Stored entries
((

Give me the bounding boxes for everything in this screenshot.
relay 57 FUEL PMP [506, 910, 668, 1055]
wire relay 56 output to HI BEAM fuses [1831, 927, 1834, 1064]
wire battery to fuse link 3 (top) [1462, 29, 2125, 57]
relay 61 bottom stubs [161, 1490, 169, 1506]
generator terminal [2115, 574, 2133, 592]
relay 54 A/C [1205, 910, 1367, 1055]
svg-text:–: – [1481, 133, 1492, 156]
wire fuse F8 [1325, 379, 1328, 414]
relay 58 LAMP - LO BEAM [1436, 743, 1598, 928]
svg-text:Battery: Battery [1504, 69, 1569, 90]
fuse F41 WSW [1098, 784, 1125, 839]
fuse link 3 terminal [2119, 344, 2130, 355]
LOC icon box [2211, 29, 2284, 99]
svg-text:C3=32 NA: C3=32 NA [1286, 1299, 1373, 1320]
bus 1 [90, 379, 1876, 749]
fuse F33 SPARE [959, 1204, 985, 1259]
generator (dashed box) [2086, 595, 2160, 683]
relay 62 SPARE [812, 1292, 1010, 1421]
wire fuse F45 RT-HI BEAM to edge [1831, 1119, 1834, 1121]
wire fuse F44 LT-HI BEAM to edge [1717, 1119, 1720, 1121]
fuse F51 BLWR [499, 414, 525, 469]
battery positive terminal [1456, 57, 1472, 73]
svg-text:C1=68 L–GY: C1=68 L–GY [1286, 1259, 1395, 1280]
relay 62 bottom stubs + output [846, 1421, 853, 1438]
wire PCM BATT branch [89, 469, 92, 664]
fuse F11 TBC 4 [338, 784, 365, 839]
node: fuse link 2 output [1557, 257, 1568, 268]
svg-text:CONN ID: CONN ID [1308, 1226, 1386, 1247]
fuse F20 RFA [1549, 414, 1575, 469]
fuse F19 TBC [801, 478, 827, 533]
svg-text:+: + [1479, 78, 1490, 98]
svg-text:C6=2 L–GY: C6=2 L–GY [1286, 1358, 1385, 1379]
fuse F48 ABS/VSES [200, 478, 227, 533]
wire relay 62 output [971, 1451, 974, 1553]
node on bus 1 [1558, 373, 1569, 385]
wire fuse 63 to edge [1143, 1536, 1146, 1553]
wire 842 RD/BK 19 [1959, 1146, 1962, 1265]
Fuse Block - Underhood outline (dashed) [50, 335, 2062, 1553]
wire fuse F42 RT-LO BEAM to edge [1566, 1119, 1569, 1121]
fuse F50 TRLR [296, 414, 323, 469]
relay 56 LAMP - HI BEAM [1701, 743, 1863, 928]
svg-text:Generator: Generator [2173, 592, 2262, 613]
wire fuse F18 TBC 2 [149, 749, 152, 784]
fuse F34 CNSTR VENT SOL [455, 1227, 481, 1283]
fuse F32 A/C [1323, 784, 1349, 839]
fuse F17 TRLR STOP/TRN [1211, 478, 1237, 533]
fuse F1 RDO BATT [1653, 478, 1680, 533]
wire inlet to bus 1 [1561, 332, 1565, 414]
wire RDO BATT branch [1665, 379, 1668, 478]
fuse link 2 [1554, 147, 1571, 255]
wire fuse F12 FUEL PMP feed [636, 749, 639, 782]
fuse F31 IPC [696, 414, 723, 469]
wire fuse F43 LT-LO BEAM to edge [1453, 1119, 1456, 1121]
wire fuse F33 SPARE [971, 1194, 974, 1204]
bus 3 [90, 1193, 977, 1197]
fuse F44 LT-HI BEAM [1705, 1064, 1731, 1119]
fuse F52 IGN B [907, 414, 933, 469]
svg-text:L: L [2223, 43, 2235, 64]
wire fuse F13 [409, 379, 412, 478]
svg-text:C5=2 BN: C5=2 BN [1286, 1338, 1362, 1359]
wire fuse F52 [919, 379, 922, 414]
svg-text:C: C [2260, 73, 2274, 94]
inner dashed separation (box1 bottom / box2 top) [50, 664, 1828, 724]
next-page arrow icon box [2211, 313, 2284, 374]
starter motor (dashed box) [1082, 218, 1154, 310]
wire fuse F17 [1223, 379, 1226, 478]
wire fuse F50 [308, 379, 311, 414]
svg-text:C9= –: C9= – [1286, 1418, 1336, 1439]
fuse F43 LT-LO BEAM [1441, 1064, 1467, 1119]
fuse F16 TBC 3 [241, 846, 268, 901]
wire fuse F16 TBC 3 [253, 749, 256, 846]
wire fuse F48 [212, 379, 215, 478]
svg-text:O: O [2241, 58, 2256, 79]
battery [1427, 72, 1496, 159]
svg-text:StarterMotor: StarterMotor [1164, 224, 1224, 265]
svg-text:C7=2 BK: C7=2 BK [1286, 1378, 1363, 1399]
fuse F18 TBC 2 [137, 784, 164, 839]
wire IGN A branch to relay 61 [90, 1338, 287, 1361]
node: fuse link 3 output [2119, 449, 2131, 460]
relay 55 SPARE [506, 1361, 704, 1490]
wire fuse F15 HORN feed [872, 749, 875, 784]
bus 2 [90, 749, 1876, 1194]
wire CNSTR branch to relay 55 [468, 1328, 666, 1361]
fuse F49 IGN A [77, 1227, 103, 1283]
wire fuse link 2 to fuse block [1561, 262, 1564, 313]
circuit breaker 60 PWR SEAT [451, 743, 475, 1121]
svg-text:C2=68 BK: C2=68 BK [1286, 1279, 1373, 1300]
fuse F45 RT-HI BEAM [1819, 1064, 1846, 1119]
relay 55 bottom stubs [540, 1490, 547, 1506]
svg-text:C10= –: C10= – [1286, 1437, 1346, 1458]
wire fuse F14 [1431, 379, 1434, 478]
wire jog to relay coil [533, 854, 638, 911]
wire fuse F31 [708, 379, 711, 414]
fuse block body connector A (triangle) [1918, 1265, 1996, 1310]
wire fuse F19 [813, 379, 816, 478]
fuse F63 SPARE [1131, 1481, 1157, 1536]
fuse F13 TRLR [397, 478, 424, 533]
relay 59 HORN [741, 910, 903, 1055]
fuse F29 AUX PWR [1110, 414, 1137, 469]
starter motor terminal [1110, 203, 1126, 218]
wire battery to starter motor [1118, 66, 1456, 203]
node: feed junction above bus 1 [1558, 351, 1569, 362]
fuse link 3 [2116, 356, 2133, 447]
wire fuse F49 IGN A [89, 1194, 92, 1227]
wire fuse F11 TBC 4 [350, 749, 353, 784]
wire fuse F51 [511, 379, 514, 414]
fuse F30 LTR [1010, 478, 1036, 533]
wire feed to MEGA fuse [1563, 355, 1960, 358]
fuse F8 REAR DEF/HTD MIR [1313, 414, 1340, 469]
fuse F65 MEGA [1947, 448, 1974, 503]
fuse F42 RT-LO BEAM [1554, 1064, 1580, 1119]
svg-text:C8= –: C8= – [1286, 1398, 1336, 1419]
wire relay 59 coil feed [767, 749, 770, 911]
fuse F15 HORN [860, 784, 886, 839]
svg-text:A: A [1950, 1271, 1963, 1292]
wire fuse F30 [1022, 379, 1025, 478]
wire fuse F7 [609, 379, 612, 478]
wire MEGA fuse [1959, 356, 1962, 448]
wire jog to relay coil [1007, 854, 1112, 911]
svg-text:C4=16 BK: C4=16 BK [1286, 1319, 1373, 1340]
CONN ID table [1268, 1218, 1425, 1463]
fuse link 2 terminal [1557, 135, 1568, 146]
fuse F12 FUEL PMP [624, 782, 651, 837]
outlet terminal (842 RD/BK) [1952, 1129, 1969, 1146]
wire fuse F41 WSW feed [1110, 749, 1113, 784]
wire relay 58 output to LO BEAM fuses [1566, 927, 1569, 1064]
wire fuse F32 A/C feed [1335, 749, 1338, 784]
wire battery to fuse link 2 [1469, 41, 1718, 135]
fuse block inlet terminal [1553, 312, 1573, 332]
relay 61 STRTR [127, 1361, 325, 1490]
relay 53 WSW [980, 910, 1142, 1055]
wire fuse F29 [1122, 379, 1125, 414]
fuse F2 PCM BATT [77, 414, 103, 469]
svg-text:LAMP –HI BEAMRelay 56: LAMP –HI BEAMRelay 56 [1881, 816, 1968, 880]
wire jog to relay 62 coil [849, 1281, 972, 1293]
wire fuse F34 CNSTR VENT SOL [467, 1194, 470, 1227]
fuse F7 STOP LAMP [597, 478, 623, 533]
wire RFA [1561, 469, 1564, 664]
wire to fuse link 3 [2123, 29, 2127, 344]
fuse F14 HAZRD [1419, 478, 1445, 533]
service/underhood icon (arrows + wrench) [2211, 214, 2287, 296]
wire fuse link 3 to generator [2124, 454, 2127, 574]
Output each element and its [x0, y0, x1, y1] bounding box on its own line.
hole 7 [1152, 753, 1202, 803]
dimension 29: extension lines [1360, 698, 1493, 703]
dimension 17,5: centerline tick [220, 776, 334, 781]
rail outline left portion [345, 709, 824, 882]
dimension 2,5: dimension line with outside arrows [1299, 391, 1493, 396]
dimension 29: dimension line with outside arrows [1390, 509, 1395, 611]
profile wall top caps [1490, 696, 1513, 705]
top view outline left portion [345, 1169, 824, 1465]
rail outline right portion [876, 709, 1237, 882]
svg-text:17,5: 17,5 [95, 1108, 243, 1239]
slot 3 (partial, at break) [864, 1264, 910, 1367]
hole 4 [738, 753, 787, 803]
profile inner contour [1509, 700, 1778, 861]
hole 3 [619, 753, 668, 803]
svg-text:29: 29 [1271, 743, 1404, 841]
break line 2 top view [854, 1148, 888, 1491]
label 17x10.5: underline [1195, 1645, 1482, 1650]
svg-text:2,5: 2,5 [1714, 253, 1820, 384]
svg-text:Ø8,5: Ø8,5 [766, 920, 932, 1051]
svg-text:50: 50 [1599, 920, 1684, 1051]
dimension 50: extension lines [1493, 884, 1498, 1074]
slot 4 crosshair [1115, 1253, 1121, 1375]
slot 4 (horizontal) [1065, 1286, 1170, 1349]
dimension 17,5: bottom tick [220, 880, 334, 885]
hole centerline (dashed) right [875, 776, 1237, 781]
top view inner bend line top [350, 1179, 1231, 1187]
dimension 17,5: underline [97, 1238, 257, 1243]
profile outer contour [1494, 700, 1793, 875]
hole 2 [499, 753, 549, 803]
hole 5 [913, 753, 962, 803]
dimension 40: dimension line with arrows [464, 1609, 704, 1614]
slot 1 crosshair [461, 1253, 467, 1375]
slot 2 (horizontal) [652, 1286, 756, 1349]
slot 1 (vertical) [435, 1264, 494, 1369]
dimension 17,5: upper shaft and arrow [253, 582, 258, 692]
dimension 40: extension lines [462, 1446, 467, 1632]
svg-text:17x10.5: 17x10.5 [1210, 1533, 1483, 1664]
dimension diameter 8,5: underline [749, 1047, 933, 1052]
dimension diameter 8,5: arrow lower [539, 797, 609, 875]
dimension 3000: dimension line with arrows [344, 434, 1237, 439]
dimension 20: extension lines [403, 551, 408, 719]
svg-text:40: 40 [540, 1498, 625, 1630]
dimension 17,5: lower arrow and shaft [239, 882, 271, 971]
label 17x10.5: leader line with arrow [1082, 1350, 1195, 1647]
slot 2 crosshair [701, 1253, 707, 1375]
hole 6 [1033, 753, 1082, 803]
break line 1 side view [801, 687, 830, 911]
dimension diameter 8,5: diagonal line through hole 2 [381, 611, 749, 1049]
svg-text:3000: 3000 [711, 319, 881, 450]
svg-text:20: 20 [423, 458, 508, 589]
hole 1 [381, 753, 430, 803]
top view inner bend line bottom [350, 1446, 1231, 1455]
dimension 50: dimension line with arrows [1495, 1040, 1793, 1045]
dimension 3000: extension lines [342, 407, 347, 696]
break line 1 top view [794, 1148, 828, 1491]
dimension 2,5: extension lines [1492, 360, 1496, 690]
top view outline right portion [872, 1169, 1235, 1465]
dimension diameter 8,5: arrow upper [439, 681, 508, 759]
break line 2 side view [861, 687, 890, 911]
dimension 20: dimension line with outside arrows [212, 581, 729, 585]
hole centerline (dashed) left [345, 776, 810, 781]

))

What is asked
Extract, exactly as they appear above, the items from the first one through the line containing "wire battery to fuse link 3", including both ends.

Correct response
Give me the bounding boxes for everything in this screenshot.
relay 57 FUEL PMP [506, 910, 668, 1055]
wire relay 56 output to HI BEAM fuses [1831, 927, 1834, 1064]
wire battery to fuse link 3 (top) [1462, 29, 2125, 57]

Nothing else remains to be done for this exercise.